## Prompt
From the entries below, extract every line that includes the word "对应当予以制止和处罚的违法行为不予制止".

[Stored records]
────────────────

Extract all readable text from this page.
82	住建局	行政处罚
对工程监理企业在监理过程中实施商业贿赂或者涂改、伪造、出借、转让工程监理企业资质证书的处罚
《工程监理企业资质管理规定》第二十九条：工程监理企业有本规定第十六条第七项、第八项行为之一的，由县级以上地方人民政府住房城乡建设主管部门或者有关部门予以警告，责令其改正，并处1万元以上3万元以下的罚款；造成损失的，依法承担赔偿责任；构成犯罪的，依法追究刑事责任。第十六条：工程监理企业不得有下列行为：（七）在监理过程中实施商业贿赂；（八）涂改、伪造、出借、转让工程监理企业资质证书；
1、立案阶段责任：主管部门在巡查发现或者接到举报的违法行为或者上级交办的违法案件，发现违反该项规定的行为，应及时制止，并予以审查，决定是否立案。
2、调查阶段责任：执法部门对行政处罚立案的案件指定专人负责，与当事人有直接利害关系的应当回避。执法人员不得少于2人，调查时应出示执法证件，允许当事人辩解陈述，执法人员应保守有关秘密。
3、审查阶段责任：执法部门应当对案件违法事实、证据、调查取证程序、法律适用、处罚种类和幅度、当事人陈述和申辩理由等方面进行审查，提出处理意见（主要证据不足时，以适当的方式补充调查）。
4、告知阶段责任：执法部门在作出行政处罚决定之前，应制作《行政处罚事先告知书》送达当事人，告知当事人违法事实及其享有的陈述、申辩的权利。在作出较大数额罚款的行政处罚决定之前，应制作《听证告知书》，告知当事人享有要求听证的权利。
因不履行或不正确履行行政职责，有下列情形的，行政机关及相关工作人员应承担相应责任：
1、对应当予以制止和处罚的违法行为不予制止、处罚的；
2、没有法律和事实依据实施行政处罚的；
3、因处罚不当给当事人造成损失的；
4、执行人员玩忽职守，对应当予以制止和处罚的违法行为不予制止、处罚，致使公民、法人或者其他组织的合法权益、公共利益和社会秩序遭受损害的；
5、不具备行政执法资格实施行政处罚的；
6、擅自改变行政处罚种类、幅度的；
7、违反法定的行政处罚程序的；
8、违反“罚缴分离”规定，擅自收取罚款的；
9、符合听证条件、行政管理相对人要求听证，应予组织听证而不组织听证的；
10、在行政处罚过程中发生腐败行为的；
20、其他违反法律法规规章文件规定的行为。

────────────────

## Complete output
1、对应当予以制止和处罚的违法行为不予制止、处罚的；
4、执行人员玩忽职守，对应当予以制止和处罚的违法行为不予制止、处罚，致使公民、法人或者其他组织的合法权益、公共利益和社会秩序遭受损害的；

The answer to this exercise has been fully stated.